=== WHAT IS REQUIRED ===
Every line in the listing is to be echoed verbatim.

=== INPUT DATA ===
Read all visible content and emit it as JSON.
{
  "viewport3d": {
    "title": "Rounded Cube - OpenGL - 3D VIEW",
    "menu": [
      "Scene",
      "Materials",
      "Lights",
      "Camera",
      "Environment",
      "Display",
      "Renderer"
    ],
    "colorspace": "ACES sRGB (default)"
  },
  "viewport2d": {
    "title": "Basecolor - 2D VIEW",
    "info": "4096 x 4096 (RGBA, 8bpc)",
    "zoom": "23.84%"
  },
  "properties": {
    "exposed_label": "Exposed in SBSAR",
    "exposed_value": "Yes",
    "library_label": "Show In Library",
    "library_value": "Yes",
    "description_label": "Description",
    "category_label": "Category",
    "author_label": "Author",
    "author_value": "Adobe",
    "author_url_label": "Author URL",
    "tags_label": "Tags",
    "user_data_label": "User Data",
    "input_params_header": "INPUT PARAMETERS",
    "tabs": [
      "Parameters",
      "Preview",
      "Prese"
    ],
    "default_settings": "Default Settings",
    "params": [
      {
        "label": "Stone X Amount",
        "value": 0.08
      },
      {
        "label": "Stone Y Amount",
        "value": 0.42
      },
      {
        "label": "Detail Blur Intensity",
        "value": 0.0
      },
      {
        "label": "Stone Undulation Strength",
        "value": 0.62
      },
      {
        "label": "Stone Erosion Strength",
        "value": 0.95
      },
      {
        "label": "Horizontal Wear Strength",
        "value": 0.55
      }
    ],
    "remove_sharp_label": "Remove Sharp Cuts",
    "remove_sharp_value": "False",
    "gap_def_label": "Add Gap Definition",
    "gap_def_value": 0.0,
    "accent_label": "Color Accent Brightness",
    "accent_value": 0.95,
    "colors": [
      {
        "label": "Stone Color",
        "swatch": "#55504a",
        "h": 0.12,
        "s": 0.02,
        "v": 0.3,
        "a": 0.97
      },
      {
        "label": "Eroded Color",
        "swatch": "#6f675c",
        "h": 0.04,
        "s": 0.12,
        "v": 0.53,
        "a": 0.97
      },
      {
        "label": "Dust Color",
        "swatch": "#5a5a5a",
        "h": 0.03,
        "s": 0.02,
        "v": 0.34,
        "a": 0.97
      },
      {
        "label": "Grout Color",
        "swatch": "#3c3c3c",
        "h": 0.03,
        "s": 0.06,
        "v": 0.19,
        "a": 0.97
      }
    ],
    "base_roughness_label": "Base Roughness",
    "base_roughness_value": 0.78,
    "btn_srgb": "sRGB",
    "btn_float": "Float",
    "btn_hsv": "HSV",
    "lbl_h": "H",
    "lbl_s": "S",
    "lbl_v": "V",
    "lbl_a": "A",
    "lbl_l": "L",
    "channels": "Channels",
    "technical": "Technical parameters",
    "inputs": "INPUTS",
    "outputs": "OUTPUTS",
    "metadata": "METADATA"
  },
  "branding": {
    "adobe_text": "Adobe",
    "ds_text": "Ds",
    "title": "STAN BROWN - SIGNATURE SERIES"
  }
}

=== RESPONSE ===
Read all visible content and emit it as JSON.
{
  "viewport3d": {
    "title": "Rounded Cube - OpenGL - 3D VIEW",
    "menu": [
      "Scene",
      "Materials",
      "Lights",
      "Camera",
      "Environment",
      "Display",
      "Renderer"
    ],
    "colorspace": "ACES sRGB (default)"
  },
  "viewport2d": {
    "title": "Basecolor - 2D VIEW",
    "info": "4096 x 4096 (RGBA, 8bpc)",
    "zoom": "23.84%"
  },
  "properties": {
    "exposed_label": "Exposed in SBSAR",
    "exposed_value": "Yes",
    "library_label": "Show In Library",
    "library_value": "Yes",
    "description_label": "Description",
    "category_label": "Category",
    "author_label": "Author",
    "author_value": "Adobe",
    "author_url_label": "Author URL",
    "tags_label": "Tags",
    "user_data_label": "User Data",
    "input_params_header": "INPUT PARAMETERS",
    "tabs": [
      "Parameters",
      "Preview",
      "Prese"
    ],
    "default_settings": "Default Settings",
    "params": [
      {
        "label": "Stone X Amount",
        "value": 0.08
      },
      {
        "label": "Stone Y Amount",
        "value": 0.42
      },
      {
        "label": "Detail Blur Intensity",
        "value": 0.0
      },
      {
        "label": "Stone Undulation Strength",
        "value": 0.62
      },
      {
        "label": "Stone Erosion Strength",
        "value": 0.95
      },
      {
        "label": "Horizontal Wear Strength",
        "value": 0.55
      }
    ],
    "remove_sharp_label": "Remove Sharp Cuts",
    "remove_sharp_value": "False",
    "gap_def_label": "Add Gap Definition",
    "gap_def_value": 0.0,
    "accent_label": "Color Accent Brightness",
    "accent_value": 0.95,
    "colors": [
      {
        "label": "Stone Color",
        "swatch": "#55504a",
        "h": 0.12,
        "s": 0.02,
        "v": 0.3,
        "a": 0.97
      },
      {
        "label": "Eroded Color",
        "swatch": "#6f675c",
        "h": 0.04,
        "s": 0.12,
        "v": 0.53,
        "a": 0.97
      },
      {
        "label": "Dust Color",
        "swatch": "#5a5a5a",
        "h": 0.03,
        "s": 0.02,
        "v": 0.34,
        "a": 0.97
      },
      {
        "label": "Grout Color",
        "swatch": "#3c3c3c",
        "h": 0.03,
        "s": 0.06,
        "v": 0.19,
        "a": 0.97
      }
    ],
    "base_roughness_label": "Base Roughness",
    "base_roughness_value": 0.78,
    "btn_srgb": "sRGB",
    "btn_float": "Float",
    "btn_hsv": "HSV",
    "lbl_h": "H",
    "lbl_s": "S",
    "lbl_v": "V",
    "lbl_a": "A",
    "lbl_l": "L",
    "channels": "Channels",
    "technical": "Technical parameters",
    "inputs": "INPUTS",
    "outputs": "OUTPUTS",
    "metadata": "METADATA"
  },
  "branding": {
    "adobe_text": "Adobe",
    "ds_text": "Ds",
    "title": "STAN BROWN - SIGNATURE SERIES"
  }
}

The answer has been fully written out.